┏━━
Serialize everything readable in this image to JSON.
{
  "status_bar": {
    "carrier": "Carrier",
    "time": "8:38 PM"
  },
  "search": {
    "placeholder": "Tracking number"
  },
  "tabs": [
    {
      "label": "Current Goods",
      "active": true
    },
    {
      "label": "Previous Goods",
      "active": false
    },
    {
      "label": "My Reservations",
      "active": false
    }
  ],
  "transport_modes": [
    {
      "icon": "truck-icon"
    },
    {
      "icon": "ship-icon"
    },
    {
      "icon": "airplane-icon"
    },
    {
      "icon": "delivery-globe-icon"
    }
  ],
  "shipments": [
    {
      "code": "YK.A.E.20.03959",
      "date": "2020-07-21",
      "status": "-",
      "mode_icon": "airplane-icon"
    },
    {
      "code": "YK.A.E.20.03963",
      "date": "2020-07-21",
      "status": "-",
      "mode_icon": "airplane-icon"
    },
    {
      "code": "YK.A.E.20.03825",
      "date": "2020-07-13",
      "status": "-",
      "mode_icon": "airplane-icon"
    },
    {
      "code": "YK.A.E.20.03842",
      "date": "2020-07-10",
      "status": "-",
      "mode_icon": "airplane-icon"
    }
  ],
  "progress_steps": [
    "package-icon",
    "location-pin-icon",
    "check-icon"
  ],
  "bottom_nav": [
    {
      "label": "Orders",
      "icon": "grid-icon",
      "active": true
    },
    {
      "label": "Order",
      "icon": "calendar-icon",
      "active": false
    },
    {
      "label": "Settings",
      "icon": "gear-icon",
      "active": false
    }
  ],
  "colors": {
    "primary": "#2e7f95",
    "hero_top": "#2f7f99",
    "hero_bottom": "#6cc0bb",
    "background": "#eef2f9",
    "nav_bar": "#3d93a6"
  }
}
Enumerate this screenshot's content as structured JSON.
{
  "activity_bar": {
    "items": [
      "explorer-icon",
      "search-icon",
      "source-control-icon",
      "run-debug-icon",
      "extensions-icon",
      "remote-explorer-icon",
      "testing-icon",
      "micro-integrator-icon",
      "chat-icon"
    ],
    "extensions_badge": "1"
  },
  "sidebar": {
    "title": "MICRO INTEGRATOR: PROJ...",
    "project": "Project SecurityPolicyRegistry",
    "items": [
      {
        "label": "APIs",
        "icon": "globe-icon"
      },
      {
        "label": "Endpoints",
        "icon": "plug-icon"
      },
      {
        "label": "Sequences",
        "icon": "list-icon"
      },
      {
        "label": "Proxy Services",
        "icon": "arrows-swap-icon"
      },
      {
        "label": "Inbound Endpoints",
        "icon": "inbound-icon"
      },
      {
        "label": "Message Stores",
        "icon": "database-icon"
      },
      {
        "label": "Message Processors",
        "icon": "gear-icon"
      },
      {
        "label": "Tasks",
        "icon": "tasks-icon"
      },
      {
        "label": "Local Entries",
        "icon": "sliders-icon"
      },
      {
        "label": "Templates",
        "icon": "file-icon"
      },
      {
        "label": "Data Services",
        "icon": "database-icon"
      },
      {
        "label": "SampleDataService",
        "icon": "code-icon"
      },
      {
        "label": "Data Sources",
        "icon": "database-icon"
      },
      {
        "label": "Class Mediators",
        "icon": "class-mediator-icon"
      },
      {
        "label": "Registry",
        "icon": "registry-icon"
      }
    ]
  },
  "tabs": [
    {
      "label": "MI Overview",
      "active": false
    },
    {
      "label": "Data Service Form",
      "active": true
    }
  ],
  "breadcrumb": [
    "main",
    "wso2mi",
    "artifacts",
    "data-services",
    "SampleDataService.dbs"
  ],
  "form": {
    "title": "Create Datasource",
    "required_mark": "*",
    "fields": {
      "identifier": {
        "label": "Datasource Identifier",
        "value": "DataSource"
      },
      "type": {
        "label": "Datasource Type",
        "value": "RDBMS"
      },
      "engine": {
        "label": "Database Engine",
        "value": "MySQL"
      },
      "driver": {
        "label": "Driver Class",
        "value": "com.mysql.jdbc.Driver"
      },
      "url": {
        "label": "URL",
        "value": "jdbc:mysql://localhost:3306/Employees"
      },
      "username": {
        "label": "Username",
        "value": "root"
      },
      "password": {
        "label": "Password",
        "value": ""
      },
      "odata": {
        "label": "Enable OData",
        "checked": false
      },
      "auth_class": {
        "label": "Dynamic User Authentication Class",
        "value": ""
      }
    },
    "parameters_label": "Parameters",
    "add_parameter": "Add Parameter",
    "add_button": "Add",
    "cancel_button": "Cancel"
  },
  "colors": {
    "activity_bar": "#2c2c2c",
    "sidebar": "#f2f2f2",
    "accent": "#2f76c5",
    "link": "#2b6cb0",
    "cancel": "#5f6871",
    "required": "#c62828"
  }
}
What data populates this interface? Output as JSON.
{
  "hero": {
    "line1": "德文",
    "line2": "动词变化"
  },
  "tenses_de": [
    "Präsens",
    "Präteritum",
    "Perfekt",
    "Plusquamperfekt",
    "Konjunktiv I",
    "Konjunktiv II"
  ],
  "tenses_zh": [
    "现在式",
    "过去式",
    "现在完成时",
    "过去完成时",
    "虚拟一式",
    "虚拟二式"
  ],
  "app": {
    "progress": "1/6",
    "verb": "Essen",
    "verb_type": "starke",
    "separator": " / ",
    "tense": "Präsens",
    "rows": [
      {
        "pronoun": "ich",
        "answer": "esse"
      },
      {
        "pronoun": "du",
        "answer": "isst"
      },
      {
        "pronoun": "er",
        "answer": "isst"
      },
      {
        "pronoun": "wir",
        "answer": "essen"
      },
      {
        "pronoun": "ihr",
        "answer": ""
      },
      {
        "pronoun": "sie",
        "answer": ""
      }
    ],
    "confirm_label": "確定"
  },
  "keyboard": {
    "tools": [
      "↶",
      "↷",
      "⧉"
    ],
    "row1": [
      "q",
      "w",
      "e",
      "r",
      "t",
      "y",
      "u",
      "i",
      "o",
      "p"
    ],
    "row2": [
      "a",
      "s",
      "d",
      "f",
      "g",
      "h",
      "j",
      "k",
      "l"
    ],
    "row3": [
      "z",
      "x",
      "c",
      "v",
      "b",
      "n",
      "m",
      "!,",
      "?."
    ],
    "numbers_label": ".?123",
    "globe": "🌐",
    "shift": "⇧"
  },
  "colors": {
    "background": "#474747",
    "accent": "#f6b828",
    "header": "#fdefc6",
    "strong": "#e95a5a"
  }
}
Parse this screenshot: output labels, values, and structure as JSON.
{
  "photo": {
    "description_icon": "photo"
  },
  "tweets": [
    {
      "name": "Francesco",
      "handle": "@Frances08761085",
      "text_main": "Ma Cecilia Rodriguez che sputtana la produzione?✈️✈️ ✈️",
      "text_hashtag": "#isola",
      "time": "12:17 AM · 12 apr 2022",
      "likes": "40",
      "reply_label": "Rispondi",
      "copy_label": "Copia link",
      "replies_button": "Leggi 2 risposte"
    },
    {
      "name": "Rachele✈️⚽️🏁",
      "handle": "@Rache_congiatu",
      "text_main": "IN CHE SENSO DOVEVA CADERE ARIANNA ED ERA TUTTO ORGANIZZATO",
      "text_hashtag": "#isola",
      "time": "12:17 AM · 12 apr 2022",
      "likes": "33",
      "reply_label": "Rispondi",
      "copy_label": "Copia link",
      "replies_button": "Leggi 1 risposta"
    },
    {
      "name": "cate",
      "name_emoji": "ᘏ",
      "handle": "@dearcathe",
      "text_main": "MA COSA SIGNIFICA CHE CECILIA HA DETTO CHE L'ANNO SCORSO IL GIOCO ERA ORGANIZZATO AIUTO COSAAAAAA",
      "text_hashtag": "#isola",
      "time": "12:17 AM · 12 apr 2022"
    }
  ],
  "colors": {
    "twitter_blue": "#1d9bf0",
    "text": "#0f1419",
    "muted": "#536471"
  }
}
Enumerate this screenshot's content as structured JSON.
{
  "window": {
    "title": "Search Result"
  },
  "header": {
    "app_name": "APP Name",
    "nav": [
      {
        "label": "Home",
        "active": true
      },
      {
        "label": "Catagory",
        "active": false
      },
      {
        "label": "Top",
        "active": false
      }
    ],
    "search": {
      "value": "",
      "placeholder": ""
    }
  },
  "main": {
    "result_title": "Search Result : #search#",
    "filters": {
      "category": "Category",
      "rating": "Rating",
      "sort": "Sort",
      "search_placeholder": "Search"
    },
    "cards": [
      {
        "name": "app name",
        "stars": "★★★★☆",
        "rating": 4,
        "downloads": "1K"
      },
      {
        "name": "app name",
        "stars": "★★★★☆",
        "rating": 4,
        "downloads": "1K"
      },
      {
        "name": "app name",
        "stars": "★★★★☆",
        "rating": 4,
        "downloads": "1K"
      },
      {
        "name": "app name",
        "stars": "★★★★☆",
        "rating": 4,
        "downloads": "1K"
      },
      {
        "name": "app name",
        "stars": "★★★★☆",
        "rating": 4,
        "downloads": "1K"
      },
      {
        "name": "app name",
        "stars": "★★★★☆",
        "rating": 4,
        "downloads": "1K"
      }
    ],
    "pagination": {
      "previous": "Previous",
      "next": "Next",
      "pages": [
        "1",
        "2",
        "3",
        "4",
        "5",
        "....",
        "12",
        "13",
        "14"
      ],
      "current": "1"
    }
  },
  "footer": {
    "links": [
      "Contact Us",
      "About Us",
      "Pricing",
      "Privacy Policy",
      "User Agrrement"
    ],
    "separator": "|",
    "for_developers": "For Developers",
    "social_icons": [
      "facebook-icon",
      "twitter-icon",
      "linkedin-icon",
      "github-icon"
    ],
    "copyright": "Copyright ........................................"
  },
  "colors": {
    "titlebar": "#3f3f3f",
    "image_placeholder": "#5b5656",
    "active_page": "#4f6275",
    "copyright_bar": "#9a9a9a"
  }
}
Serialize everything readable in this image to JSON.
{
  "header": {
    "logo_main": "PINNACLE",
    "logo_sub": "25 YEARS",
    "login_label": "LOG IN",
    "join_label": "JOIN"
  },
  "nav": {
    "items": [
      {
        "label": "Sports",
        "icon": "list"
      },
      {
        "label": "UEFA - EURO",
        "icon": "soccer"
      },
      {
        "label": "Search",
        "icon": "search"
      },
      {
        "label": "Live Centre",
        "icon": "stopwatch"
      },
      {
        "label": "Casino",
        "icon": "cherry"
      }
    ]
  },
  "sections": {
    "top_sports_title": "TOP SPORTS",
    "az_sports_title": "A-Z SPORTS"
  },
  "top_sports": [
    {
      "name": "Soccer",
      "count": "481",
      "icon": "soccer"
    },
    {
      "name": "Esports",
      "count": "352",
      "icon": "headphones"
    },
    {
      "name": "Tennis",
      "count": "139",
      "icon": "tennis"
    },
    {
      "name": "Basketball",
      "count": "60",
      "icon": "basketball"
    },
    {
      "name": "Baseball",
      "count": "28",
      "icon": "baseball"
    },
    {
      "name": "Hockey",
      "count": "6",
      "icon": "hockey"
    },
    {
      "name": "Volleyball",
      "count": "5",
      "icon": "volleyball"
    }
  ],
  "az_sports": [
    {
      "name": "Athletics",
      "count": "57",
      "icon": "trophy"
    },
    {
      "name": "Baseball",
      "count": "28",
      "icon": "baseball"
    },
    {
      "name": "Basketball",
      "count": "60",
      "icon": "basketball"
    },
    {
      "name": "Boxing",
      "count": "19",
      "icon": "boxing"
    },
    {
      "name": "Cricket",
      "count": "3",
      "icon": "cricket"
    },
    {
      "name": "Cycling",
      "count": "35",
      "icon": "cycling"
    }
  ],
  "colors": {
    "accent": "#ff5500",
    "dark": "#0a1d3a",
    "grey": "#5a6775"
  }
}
┗━━
◆ **Set exercise**: From the entries above, select each line containing the string "SampleDataService".

◆ **The completed task**:
        "label": "SampleDataService",
    "SampleDataService.dbs"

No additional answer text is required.